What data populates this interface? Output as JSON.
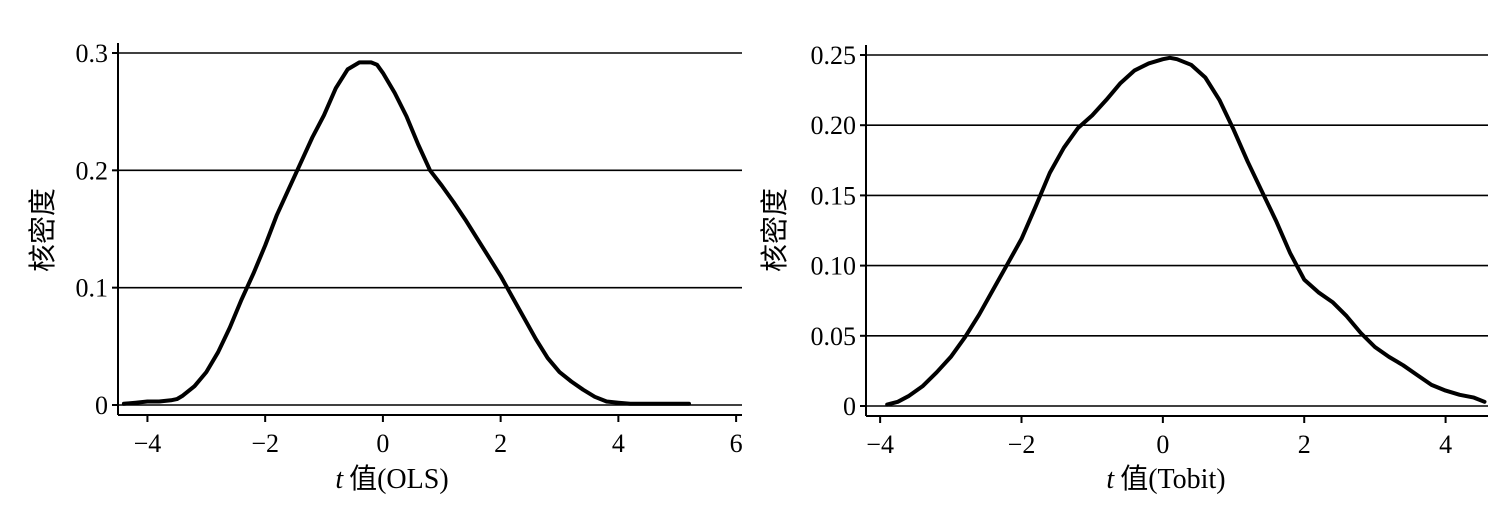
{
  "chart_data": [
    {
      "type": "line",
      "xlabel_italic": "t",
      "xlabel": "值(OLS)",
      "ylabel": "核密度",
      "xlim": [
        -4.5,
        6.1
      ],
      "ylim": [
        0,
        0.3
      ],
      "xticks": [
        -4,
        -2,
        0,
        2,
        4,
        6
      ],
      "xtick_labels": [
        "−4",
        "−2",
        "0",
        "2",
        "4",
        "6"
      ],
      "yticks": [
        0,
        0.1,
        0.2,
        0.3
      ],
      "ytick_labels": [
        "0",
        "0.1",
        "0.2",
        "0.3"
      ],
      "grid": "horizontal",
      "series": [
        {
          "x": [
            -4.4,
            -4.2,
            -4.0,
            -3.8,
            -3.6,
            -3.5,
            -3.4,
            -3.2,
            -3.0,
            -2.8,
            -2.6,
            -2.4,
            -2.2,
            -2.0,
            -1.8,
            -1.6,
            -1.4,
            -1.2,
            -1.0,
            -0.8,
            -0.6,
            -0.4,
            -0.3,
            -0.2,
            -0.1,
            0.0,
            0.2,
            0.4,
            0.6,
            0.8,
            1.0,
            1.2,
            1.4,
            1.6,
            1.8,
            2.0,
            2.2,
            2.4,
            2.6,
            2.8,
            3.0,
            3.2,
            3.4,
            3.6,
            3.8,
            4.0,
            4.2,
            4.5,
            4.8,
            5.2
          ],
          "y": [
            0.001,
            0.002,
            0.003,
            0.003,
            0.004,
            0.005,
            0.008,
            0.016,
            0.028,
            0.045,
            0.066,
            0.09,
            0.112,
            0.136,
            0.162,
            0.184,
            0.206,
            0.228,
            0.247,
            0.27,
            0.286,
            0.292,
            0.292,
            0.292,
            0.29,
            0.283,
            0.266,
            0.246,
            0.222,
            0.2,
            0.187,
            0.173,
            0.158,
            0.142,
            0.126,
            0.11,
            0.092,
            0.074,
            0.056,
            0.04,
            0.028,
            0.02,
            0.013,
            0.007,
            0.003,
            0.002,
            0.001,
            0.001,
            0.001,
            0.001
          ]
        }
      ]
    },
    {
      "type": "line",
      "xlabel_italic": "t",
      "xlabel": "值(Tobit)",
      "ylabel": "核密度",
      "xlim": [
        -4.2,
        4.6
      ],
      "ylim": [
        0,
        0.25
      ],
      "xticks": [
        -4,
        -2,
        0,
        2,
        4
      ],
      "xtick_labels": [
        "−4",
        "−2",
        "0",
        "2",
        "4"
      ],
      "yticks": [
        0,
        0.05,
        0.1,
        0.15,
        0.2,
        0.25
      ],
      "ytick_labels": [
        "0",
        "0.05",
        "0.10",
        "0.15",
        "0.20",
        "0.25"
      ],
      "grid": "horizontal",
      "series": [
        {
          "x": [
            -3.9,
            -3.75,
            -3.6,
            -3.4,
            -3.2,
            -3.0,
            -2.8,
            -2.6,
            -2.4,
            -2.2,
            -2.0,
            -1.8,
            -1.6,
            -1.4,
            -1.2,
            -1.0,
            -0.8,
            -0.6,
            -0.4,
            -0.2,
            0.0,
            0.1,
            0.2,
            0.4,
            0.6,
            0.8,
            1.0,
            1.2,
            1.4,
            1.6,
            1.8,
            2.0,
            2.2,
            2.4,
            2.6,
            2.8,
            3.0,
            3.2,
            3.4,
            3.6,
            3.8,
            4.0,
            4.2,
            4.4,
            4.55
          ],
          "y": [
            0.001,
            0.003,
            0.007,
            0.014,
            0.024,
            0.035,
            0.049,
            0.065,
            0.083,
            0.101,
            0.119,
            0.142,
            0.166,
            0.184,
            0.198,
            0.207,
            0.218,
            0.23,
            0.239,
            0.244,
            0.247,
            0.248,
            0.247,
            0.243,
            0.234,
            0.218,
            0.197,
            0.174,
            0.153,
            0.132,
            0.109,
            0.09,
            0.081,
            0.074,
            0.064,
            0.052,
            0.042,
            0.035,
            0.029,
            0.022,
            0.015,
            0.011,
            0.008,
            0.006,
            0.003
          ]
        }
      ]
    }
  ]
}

----------------

All of the data above should be quoted exactly, except for the pictures.

What data populates this interface? Output as JSON.
{
  "chart_data": [
    {
      "type": "line",
      "xlabel_italic": "t",
      "xlabel": "值(OLS)",
      "ylabel": "核密度",
      "xlim": [
        -4.5,
        6.1
      ],
      "ylim": [
        0,
        0.3
      ],
      "xticks": [
        -4,
        -2,
        0,
        2,
        4,
        6
      ],
      "xtick_labels": [
        "−4",
        "−2",
        "0",
        "2",
        "4",
        "6"
      ],
      "yticks": [
        0,
        0.1,
        0.2,
        0.3
      ],
      "ytick_labels": [
        "0",
        "0.1",
        "0.2",
        "0.3"
      ],
      "grid": "horizontal",
      "series": [
        {
          "x": [
            -4.4,
            -4.2,
            -4.0,
            -3.8,
            -3.6,
            -3.5,
            -3.4,
            -3.2,
            -3.0,
            -2.8,
            -2.6,
            -2.4,
            -2.2,
            -2.0,
            -1.8,
            -1.6,
            -1.4,
            -1.2,
            -1.0,
            -0.8,
            -0.6,
            -0.4,
            -0.3,
            -0.2,
            -0.1,
            0.0,
            0.2,
            0.4,
            0.6,
            0.8,
            1.0,
            1.2,
            1.4,
            1.6,
            1.8,
            2.0,
            2.2,
            2.4,
            2.6,
            2.8,
            3.0,
            3.2,
            3.4,
            3.6,
            3.8,
            4.0,
            4.2,
            4.5,
            4.8,
            5.2
          ],
          "y": [
            0.001,
            0.002,
            0.003,
            0.003,
            0.004,
            0.005,
            0.008,
            0.016,
            0.028,
            0.045,
            0.066,
            0.09,
            0.112,
            0.136,
            0.162,
            0.184,
            0.206,
            0.228,
            0.247,
            0.27,
            0.286,
            0.292,
            0.292,
            0.292,
            0.29,
            0.283,
            0.266,
            0.246,
            0.222,
            0.2,
            0.187,
            0.173,
            0.158,
            0.142,
            0.126,
            0.11,
            0.092,
            0.074,
            0.056,
            0.04,
            0.028,
            0.02,
            0.013,
            0.007,
            0.003,
            0.002,
            0.001,
            0.001,
            0.001,
            0.001
          ]
        }
      ]
    },
    {
      "type": "line",
      "xlabel_italic": "t",
      "xlabel": "值(Tobit)",
      "ylabel": "核密度",
      "xlim": [
        -4.2,
        4.6
      ],
      "ylim": [
        0,
        0.25
      ],
      "xticks": [
        -4,
        -2,
        0,
        2,
        4
      ],
      "xtick_labels": [
        "−4",
        "−2",
        "0",
        "2",
        "4"
      ],
      "yticks": [
        0,
        0.05,
        0.1,
        0.15,
        0.2,
        0.25
      ],
      "ytick_labels": [
        "0",
        "0.05",
        "0.10",
        "0.15",
        "0.20",
        "0.25"
      ],
      "grid": "horizontal",
      "series": [
        {
          "x": [
            -3.9,
            -3.75,
            -3.6,
            -3.4,
            -3.2,
            -3.0,
            -2.8,
            -2.6,
            -2.4,
            -2.2,
            -2.0,
            -1.8,
            -1.6,
            -1.4,
            -1.2,
            -1.0,
            -0.8,
            -0.6,
            -0.4,
            -0.2,
            0.0,
            0.1,
            0.2,
            0.4,
            0.6,
            0.8,
            1.0,
            1.2,
            1.4,
            1.6,
            1.8,
            2.0,
            2.2,
            2.4,
            2.6,
            2.8,
            3.0,
            3.2,
            3.4,
            3.6,
            3.8,
            4.0,
            4.2,
            4.4,
            4.55
          ],
          "y": [
            0.001,
            0.003,
            0.007,
            0.014,
            0.024,
            0.035,
            0.049,
            0.065,
            0.083,
            0.101,
            0.119,
            0.142,
            0.166,
            0.184,
            0.198,
            0.207,
            0.218,
            0.23,
            0.239,
            0.244,
            0.247,
            0.248,
            0.247,
            0.243,
            0.234,
            0.218,
            0.197,
            0.174,
            0.153,
            0.132,
            0.109,
            0.09,
            0.081,
            0.074,
            0.064,
            0.052,
            0.042,
            0.035,
            0.029,
            0.022,
            0.015,
            0.011,
            0.008,
            0.006,
            0.003
          ]
        }
      ]
    }
  ]
}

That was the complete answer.